# Supplied material start

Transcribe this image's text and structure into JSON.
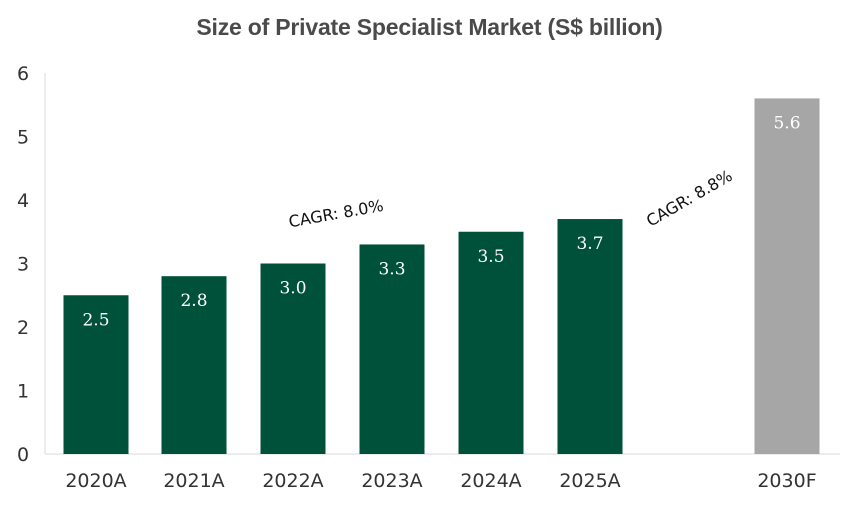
{
  "chart_data": {
    "type": "bar",
    "title": "Size of Private Specialist Market (S$ billion)",
    "categories": [
      "2020A",
      "2021A",
      "2022A",
      "2023A",
      "2024A",
      "2025A",
      "2030F"
    ],
    "values": [
      2.5,
      2.8,
      3.0,
      3.3,
      3.5,
      3.7,
      5.6
    ],
    "data_labels": [
      "2.5",
      "2.8",
      "3.0",
      "3.3",
      "3.5",
      "3.7",
      "5.6"
    ],
    "bar_colors": [
      "#00513a",
      "#00513a",
      "#00513a",
      "#00513a",
      "#00513a",
      "#00513a",
      "#a6a6a6"
    ],
    "ylim": [
      0,
      6
    ],
    "yticks": [
      "0",
      "1",
      "2",
      "3",
      "4",
      "5",
      "6"
    ],
    "xlabel": "",
    "ylabel": "",
    "grid": false,
    "annotations": [
      {
        "text": "CAGR: 8.0%"
      },
      {
        "text": "CAGR: 8.8%"
      }
    ]
  }
}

# Supplied material end

Every line should be retyped exactly, with the pictures omitted.

[Finished answer]
Transcribe this image's text and structure into JSON.
{
  "chart_data": {
    "type": "bar",
    "title": "Size of Private Specialist Market (S$ billion)",
    "categories": [
      "2020A",
      "2021A",
      "2022A",
      "2023A",
      "2024A",
      "2025A",
      "2030F"
    ],
    "values": [
      2.5,
      2.8,
      3.0,
      3.3,
      3.5,
      3.7,
      5.6
    ],
    "data_labels": [
      "2.5",
      "2.8",
      "3.0",
      "3.3",
      "3.5",
      "3.7",
      "5.6"
    ],
    "bar_colors": [
      "#00513a",
      "#00513a",
      "#00513a",
      "#00513a",
      "#00513a",
      "#00513a",
      "#a6a6a6"
    ],
    "ylim": [
      0,
      6
    ],
    "yticks": [
      "0",
      "1",
      "2",
      "3",
      "4",
      "5",
      "6"
    ],
    "xlabel": "",
    "ylabel": "",
    "grid": false,
    "annotations": [
      {
        "text": "CAGR: 8.0%"
      },
      {
        "text": "CAGR: 8.8%"
      }
    ]
  }
}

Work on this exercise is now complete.